## [Task brief]
In the material below, find every line with "panel" and pull it out.

## [Given data]
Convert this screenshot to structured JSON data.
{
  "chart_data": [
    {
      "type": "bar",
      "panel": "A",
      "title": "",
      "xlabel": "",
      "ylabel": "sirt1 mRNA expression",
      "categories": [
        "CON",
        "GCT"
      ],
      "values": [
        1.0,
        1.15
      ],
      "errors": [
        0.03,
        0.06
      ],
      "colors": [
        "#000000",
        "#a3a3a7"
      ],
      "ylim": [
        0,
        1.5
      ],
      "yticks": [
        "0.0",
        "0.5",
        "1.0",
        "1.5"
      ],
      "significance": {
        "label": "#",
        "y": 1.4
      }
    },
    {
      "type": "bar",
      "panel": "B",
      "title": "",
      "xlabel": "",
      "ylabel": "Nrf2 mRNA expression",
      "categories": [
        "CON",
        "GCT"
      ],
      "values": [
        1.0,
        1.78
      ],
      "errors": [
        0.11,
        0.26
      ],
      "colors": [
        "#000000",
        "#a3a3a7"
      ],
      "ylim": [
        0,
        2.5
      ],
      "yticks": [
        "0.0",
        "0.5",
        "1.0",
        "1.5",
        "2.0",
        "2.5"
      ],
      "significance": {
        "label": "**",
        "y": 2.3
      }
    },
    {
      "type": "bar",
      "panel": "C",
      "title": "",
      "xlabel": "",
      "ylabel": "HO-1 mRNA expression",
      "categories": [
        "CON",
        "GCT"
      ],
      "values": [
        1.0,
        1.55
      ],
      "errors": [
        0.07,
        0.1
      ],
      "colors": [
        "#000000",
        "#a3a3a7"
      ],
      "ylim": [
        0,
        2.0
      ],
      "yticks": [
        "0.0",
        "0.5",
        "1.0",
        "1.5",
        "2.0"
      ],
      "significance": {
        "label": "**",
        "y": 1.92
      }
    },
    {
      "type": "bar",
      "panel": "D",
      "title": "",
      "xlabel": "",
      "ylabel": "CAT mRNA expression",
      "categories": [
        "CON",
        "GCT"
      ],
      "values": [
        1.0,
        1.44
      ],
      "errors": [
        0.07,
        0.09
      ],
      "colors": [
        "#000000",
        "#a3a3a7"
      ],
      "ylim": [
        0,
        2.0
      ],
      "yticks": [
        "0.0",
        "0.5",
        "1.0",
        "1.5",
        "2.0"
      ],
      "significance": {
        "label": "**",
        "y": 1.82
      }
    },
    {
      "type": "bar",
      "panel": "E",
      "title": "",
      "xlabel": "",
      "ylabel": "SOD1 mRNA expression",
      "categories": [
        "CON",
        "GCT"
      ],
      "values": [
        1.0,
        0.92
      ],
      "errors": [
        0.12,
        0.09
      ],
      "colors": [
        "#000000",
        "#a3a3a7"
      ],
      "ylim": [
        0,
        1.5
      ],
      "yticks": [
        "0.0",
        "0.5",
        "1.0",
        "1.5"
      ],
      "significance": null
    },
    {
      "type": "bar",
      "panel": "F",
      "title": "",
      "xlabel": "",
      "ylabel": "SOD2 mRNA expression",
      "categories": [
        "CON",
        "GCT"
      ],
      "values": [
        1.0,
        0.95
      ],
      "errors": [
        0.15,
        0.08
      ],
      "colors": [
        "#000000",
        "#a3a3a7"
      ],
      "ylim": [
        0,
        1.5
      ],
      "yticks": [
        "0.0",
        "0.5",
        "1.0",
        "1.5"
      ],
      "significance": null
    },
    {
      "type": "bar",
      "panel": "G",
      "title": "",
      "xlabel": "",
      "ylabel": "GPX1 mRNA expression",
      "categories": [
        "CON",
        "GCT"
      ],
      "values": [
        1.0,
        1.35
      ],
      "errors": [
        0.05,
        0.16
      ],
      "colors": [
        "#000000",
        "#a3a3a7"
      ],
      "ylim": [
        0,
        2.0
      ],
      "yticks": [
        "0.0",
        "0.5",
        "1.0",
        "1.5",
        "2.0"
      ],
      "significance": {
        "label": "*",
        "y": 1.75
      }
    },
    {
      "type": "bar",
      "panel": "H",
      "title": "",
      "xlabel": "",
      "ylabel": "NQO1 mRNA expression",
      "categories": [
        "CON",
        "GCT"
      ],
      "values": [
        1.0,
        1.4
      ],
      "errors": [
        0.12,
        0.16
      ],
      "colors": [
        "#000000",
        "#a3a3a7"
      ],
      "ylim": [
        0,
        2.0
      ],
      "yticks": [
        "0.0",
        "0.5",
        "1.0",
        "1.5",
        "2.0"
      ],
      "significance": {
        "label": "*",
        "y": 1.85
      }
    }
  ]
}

## [Answer to the problem]
      "panel": "A",
      "panel": "B",
      "panel": "C",
      "panel": "D",
      "panel": "E",
      "panel": "F",
      "panel": "G",
      "panel": "H",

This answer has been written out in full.